Stored data:
START
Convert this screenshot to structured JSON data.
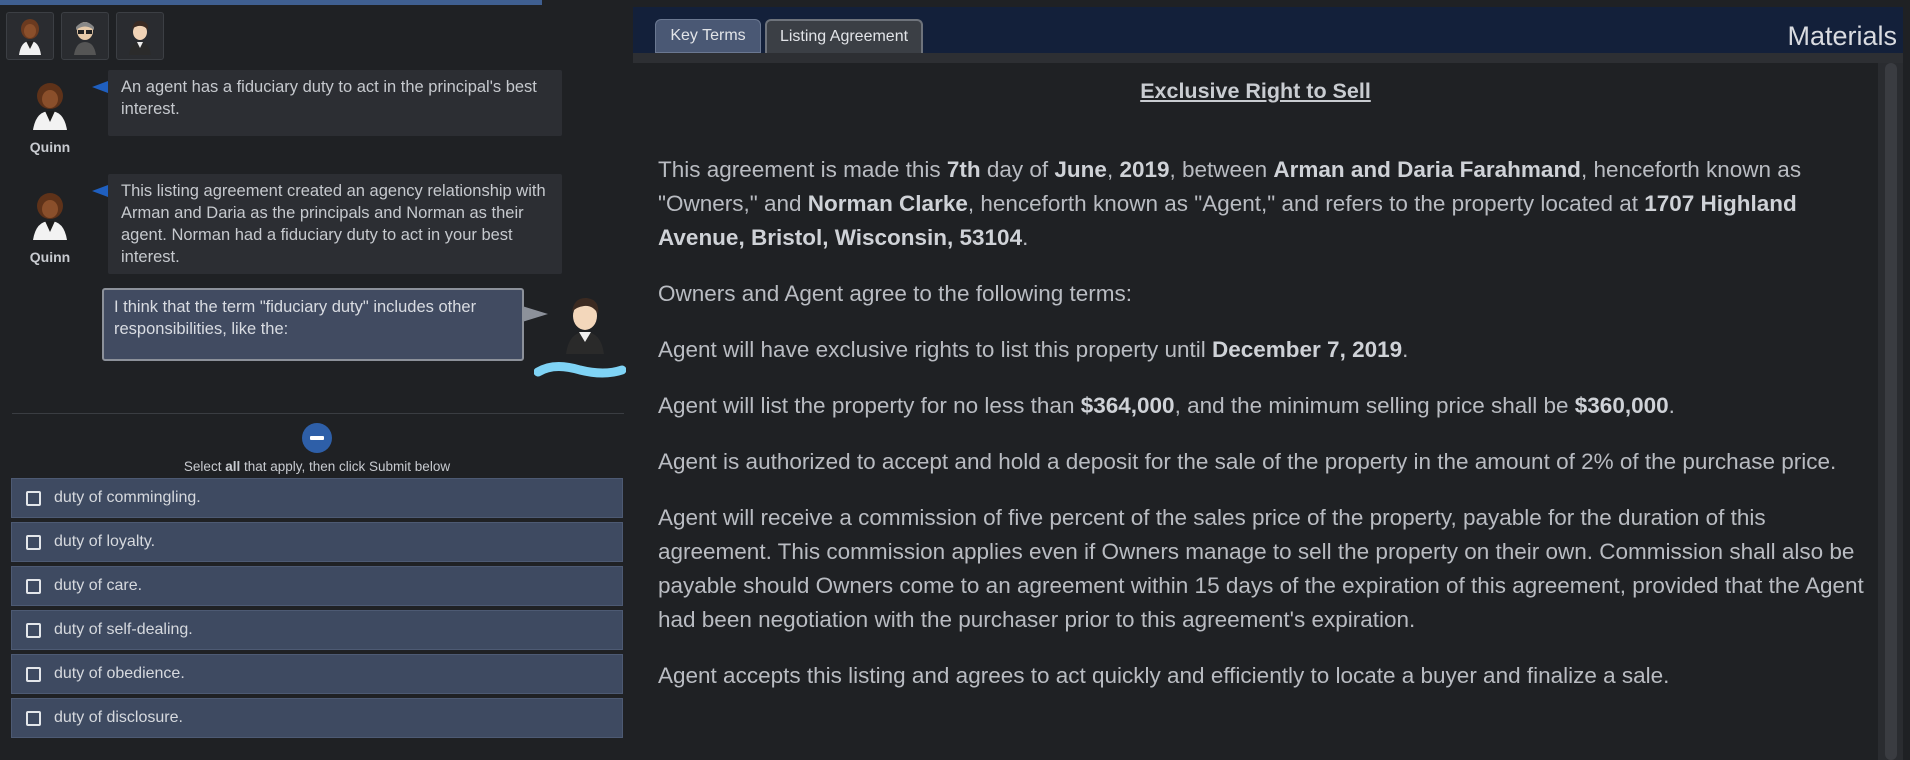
{
  "left_panel": {
    "progress_fraction": 0.86,
    "avatar_buttons": [
      "quinn-avatar",
      "norman-avatar",
      "user-avatar"
    ],
    "messages": [
      {
        "speaker": "Quinn",
        "text": "An agent has a fiduciary duty to act in the principal's best interest."
      },
      {
        "speaker": "Quinn",
        "text": "This listing agreement created an agency relationship with Arman and Daria as the principals and Norman as their agent. Norman had a fiduciary duty to act in your best interest."
      }
    ],
    "user_message": "I think that the term \"fiduciary duty\" includes other responsibilities, like the:",
    "instruction_pre": "Select ",
    "instruction_bold": "all",
    "instruction_post": " that apply, then click Submit below",
    "options": [
      "duty of commingling.",
      "duty of loyalty.",
      "duty of care.",
      "duty of self-dealing.",
      "duty of obedience.",
      "duty of disclosure."
    ]
  },
  "right_panel": {
    "tabs": [
      "Key Terms",
      "Listing Agreement"
    ],
    "active_tab": "Listing Agreement",
    "panel_title": "Materials",
    "document": {
      "title": "Exclusive Right to Sell",
      "p1": {
        "t1": "This agreement is made this ",
        "b1": "7th",
        "t2": " day of ",
        "b2": "June",
        "t3": ", ",
        "b3": "2019",
        "t4": ", between ",
        "b4": "Arman and Daria Farahmand",
        "t5": ", henceforth known as \"Owners,\" and ",
        "b5": "Norman Clarke",
        "t6": ", henceforth known as \"Agent,\" and refers to the property located at ",
        "b6": "1707 Highland Avenue, Bristol, Wisconsin, 53104",
        "t7": "."
      },
      "p2": "Owners and Agent agree to the following terms:",
      "p3": {
        "t1": "Agent will have exclusive rights to list this property until ",
        "b1": "December 7, 2019",
        "t2": "."
      },
      "p4": {
        "t1": "Agent will list the property for no less than ",
        "b1": "$364,000",
        "t2": ", and the minimum selling price shall be ",
        "b2": "$360,000",
        "t3": "."
      },
      "p5": "Agent is authorized to accept and hold a deposit for the sale of the property in the amount of 2% of the purchase price.",
      "p6": "Agent will receive a commission of five percent of the sales price of the property, payable for the duration of this agreement. This commission applies even if Owners manage to sell the property on their own. Commission shall also be payable should Owners come to an agreement within 15 days of the expiration of this agreement, provided that the Agent had been negotiation with the purchaser prior to this agreement's expiration.",
      "p7": "Agent accepts this listing and agrees to act quickly and efficiently to locate a buyer and finalize a sale."
    }
  },
  "colors": {
    "accent_blue": "#2e5fa8",
    "option_bg": "#3e4a61",
    "tab_bar": "#13203a"
  }
}
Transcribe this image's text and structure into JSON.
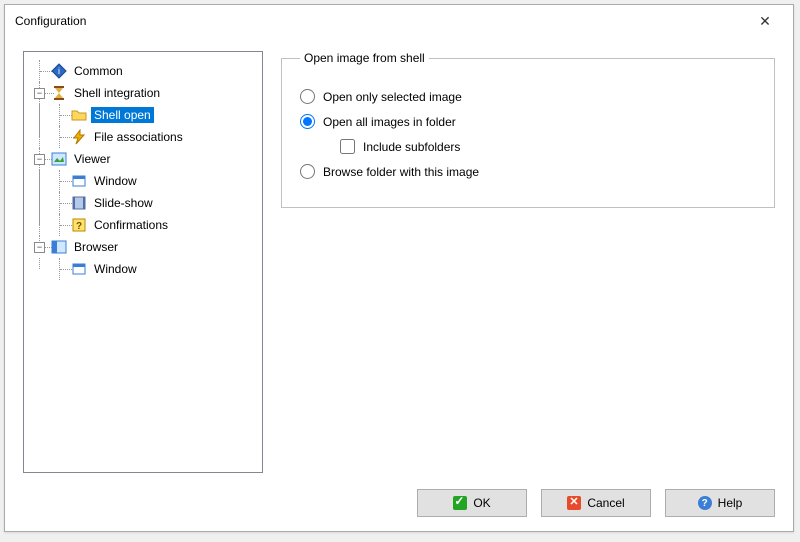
{
  "window": {
    "title": "Configuration"
  },
  "tree": {
    "common": "Common",
    "shell_integration": "Shell integration",
    "shell_open": "Shell open",
    "file_associations": "File associations",
    "viewer": "Viewer",
    "window": "Window",
    "slide_show": "Slide-show",
    "confirmations": "Confirmations",
    "browser": "Browser",
    "browser_window": "Window"
  },
  "group": {
    "legend": "Open image from shell",
    "opt_only_selected": "Open only selected image",
    "opt_all_in_folder": "Open all images in folder",
    "chk_include_subfolders": "Include subfolders",
    "opt_browse_with_image": "Browse folder with this image",
    "selected": "opt_all_in_folder",
    "include_subfolders_checked": false
  },
  "buttons": {
    "ok": "OK",
    "cancel": "Cancel",
    "help": "Help"
  }
}
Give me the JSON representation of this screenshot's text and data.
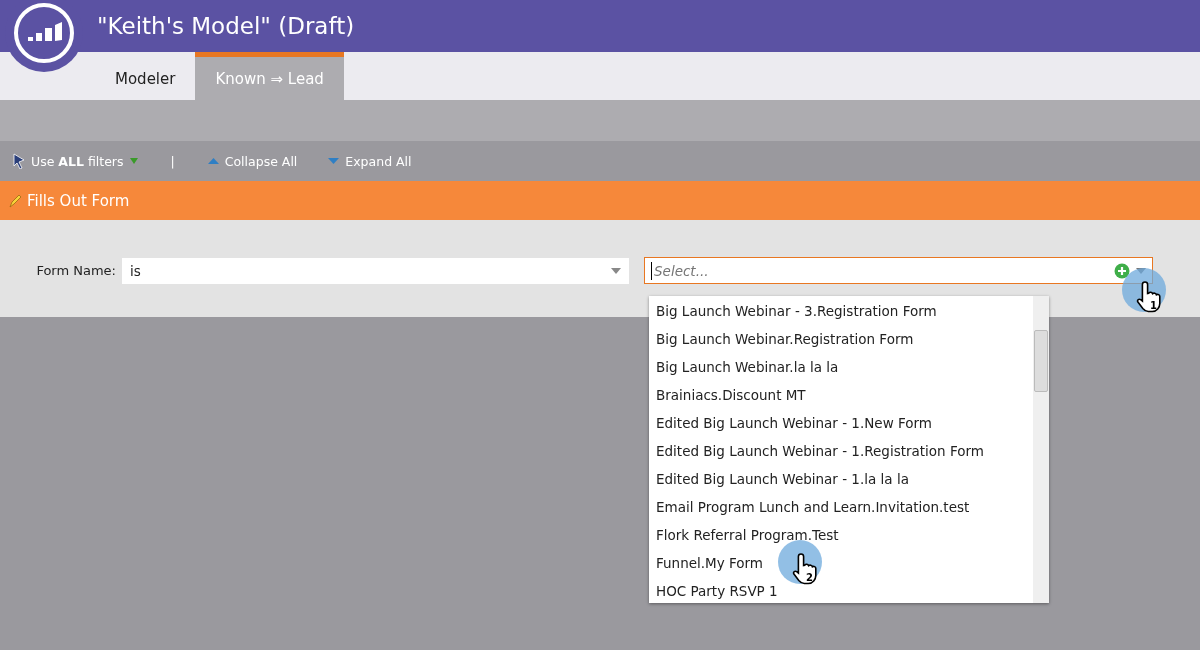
END
● WORK TO DO:
Print the records word for word and exclude any picture they hold.

● CORRECT ANSWER:
Convert this screenshot to structured JSON data.
{
  "left_panel": {
    "progress_fraction": 0.86,
    "avatar_buttons": [
      "quinn-avatar",
      "norman-avatar",
      "user-avatar"
    ],
    "messages": [
      {
        "speaker": "Quinn",
        "text": "An agent has a fiduciary duty to act in the principal's best interest."
      },
      {
        "speaker": "Quinn",
        "text": "This listing agreement created an agency relationship with Arman and Daria as the principals and Norman as their agent. Norman had a fiduciary duty to act in your best interest."
      }
    ],
    "user_message": "I think that the term \"fiduciary duty\" includes other responsibilities, like the:",
    "instruction_pre": "Select ",
    "instruction_bold": "all",
    "instruction_post": " that apply, then click Submit below",
    "options": [
      "duty of commingling.",
      "duty of loyalty.",
      "duty of care.",
      "duty of self-dealing.",
      "duty of obedience.",
      "duty of disclosure."
    ]
  },
  "right_panel": {
    "tabs": [
      "Key Terms",
      "Listing Agreement"
    ],
    "active_tab": "Listing Agreement",
    "panel_title": "Materials",
    "document": {
      "title": "Exclusive Right to Sell",
      "p1": {
        "t1": "This agreement is made this ",
        "b1": "7th",
        "t2": " day of ",
        "b2": "June",
        "t3": ", ",
        "b3": "2019",
        "t4": ", between ",
        "b4": "Arman and Daria Farahmand",
        "t5": ", henceforth known as \"Owners,\" and ",
        "b5": "Norman Clarke",
        "t6": ", henceforth known as \"Agent,\" and refers to the property located at ",
        "b6": "1707 Highland Avenue, Bristol, Wisconsin, 53104",
        "t7": "."
      },
      "p2": "Owners and Agent agree to the following terms:",
      "p3": {
        "t1": "Agent will have exclusive rights to list this property until ",
        "b1": "December 7, 2019",
        "t2": "."
      },
      "p4": {
        "t1": "Agent will list the property for no less than ",
        "b1": "$364,000",
        "t2": ", and the minimum selling price shall be ",
        "b2": "$360,000",
        "t3": "."
      },
      "p5": "Agent is authorized to accept and hold a deposit for the sale of the property in the amount of 2% of the purchase price.",
      "p6": "Agent will receive a commission of five percent of the sales price of the property, payable for the duration of this agreement. This commission applies even if Owners manage to sell the property on their own. Commission shall also be payable should Owners come to an agreement within 15 days of the expiration of this agreement, provided that the Agent had been negotiation with the purchaser prior to this agreement's expiration.",
      "p7": "Agent accepts this listing and agrees to act quickly and efficiently to locate a buyer and finalize a sale."
    }
  },
  "colors": {
    "accent_blue": "#2e5fa8",
    "option_bg": "#3e4a61",
    "tab_bar": "#13203a"
  }
}
Transcribe this image's text and structure into JSON.
{
  "window": {
    "title": "Configuration"
  },
  "tree": {
    "common": "Common",
    "shell_integration": "Shell integration",
    "shell_open": "Shell open",
    "file_associations": "File associations",
    "viewer": "Viewer",
    "window": "Window",
    "slide_show": "Slide-show",
    "confirmations": "Confirmations",
    "browser": "Browser",
    "browser_window": "Window"
  },
  "group": {
    "legend": "Open image from shell",
    "opt_only_selected": "Open only selected image",
    "opt_all_in_folder": "Open all images in folder",
    "chk_include_subfolders": "Include subfolders",
    "opt_browse_with_image": "Browse folder with this image",
    "selected": "opt_all_in_folder",
    "include_subfolders_checked": false
  },
  "buttons": {
    "ok": "OK",
    "cancel": "Cancel",
    "help": "Help"
  }
}
Give me the JSON representation of this screenshot's text and data.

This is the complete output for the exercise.